Provide an exact reproduction of every entry.

[Dataset items]
□ □ □

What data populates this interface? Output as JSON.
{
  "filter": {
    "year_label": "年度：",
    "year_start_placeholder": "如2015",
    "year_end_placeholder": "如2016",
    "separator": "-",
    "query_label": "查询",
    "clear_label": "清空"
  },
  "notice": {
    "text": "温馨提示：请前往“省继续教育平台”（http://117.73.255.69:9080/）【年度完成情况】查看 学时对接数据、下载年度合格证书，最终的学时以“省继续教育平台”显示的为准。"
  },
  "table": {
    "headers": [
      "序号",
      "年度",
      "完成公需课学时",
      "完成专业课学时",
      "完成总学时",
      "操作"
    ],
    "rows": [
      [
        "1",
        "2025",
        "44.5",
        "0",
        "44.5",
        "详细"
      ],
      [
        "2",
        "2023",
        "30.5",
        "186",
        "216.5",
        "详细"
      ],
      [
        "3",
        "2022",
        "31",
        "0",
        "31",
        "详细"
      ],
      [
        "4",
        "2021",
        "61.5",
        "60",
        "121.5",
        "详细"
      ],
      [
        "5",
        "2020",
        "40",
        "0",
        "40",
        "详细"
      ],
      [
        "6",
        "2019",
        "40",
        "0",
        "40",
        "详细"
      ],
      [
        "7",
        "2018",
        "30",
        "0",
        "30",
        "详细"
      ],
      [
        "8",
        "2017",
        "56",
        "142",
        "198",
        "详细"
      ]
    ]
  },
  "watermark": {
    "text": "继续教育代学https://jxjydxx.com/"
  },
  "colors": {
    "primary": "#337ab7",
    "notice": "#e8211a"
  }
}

□ □ □

• [Completed task]
What data populates this interface? Output as JSON.
{
  "filter": {
    "year_label": "年度：",
    "year_start_placeholder": "如2015",
    "year_end_placeholder": "如2016",
    "separator": "-",
    "query_label": "查询",
    "clear_label": "清空"
  },
  "notice": {
    "text": "温馨提示：请前往“省继续教育平台”（http://117.73.255.69:9080/）【年度完成情况】查看 学时对接数据、下载年度合格证书，最终的学时以“省继续教育平台”显示的为准。"
  },
  "table": {
    "headers": [
      "序号",
      "年度",
      "完成公需课学时",
      "完成专业课学时",
      "完成总学时",
      "操作"
    ],
    "rows": [
      [
        "1",
        "2025",
        "44.5",
        "0",
        "44.5",
        "详细"
      ],
      [
        "2",
        "2023",
        "30.5",
        "186",
        "216.5",
        "详细"
      ],
      [
        "3",
        "2022",
        "31",
        "0",
        "31",
        "详细"
      ],
      [
        "4",
        "2021",
        "61.5",
        "60",
        "121.5",
        "详细"
      ],
      [
        "5",
        "2020",
        "40",
        "0",
        "40",
        "详细"
      ],
      [
        "6",
        "2019",
        "40",
        "0",
        "40",
        "详细"
      ],
      [
        "7",
        "2018",
        "30",
        "0",
        "30",
        "详细"
      ],
      [
        "8",
        "2017",
        "56",
        "142",
        "198",
        "详细"
      ]
    ]
  },
  "watermark": {
    "text": "继续教育代学https://jxjydxx.com/"
  },
  "colors": {
    "primary": "#337ab7",
    "notice": "#e8211a"
  }
}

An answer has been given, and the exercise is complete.